• Selected excerpt:
○ ○ ○ ○ ○
What could be yummier than pancakes in the exact shape you want? PancakeBot uses a robot arm to squirt pancake batter into any design. The clever bot squirts the outline first, so the batter can cook a bit and hold the rest of the batter when the bot fills in the shape. If you can’t fit PancakeBot in your kitchen, try squirting batter with a bottle — you might be even better than the bot.
Lace up: If you make 3 dinosaur pancakes and then make a horse pancake to mix things up, how many animal pancakes do you have?
Jog: If you make a horse pancake, a chicken pancake and a fish pancake, how many legs do your pancakes have? (Fins don’t count!)
Sprint: If your pancakes have 6 legs and you nibble off 1/2 the legs to start, how many pancake legs are left?
Hurdle: If the machine takes 13 seconds to draw the outline of the pancake and twice as long as that to fill the “wall” with batter, how long does it take to make that cake?
High Jump: If a pancake cooks for a total of 90 seconds, but the 1st side takes 2 seconds longer than the 2nd side, how long does each side take?
○ ○ ○ ○ ○
• Set of tasks:
a - List the labels that introduce each math question in the PancakeBot piece.
b - Extend the PancakeBot piece from the point where it ends.
The collected data has no connection to this work.

Collected data:
○ ○ ○ ○ ○
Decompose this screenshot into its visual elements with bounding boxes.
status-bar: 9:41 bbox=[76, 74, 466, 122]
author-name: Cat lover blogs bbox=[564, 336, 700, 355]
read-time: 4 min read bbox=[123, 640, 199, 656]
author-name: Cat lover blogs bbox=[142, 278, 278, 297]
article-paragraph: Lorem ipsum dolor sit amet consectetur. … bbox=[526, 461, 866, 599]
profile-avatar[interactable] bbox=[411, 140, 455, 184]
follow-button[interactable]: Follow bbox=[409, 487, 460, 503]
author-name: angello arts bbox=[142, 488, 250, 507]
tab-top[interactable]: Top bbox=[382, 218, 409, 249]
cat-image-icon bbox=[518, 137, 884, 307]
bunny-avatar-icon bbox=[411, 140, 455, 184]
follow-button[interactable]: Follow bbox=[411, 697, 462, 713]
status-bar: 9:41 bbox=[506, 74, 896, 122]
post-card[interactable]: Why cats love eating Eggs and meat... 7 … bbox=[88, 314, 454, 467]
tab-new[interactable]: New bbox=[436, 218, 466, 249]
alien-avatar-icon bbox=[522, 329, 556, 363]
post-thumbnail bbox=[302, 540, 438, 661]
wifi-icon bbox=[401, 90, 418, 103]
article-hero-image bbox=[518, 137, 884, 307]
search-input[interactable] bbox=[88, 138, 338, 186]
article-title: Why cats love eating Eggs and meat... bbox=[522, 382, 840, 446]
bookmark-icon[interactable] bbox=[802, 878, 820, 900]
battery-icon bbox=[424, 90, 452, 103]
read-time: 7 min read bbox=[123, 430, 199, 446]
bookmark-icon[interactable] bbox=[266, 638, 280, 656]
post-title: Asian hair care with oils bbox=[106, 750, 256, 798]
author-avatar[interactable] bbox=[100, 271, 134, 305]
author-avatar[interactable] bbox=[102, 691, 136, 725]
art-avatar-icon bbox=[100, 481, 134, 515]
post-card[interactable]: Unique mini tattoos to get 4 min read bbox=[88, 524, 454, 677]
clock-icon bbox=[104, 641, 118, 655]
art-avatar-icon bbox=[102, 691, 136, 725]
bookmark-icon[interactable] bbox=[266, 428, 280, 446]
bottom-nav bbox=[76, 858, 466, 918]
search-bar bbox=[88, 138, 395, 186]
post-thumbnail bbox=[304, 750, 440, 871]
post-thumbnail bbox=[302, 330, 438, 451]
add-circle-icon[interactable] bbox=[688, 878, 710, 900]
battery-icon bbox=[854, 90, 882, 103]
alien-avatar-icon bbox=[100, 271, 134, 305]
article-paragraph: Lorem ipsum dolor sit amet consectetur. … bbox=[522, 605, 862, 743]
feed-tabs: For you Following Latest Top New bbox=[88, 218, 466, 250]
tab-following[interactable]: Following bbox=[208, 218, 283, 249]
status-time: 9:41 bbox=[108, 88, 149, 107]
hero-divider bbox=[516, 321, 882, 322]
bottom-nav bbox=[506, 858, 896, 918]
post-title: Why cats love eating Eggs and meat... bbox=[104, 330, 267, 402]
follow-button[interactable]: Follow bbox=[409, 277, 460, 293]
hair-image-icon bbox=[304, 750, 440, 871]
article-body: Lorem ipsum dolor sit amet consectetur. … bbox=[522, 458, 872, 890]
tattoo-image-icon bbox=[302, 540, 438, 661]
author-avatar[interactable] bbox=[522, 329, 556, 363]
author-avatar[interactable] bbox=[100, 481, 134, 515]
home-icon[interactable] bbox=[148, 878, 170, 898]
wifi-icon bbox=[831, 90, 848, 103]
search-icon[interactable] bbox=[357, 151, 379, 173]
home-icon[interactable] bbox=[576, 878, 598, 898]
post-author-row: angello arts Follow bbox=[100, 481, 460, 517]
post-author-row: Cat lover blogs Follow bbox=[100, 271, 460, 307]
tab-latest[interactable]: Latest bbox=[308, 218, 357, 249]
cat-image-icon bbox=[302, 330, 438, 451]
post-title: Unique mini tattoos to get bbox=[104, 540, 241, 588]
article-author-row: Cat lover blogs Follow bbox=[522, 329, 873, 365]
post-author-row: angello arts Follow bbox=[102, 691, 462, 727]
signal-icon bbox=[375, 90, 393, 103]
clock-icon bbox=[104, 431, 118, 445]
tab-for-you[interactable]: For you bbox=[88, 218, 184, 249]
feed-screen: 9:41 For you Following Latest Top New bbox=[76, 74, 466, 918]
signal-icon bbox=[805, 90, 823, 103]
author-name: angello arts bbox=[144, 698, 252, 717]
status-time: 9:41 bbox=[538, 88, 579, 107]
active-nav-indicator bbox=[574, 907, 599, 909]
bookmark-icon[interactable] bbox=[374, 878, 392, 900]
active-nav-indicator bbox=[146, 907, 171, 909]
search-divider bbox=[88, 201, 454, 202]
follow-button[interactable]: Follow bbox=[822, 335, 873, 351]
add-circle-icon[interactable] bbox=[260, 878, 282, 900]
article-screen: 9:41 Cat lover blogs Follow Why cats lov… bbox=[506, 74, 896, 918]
○ ○ ○ ○ ○
• Task results:
a - Lace up, Jog, Sprint, Hurdle, High Jump

b -
Pole Vault: If a cactus cake uses 1/2 cup of batter and a horse uses 5/8 cup, and you want to eat 3 cups of batter’s worth, how many pancakes of each shape can you make IF you want at least 1 of each?
Answers:
Lace up: 4 animal pancakes.
Jog: 6 legs.
Sprint: 3 legs.
Hurdle: 39 seconds.
High Jump: 46 seconds and 44 seconds. If the 1st side gave 1 second back to the 2nd side, they’d be even, so they’d each take 45 seconds.
Pole Vault: 4 horses and a cactus. To use up 3 cups, you’ll need the horses to add up to a round multiple of 1/2, so you can add cacti and reach exactly 3 cups. 4 horses brings you to 20/8 cups, or 2 1/2 cups. That leaves you with room for 1 cactus.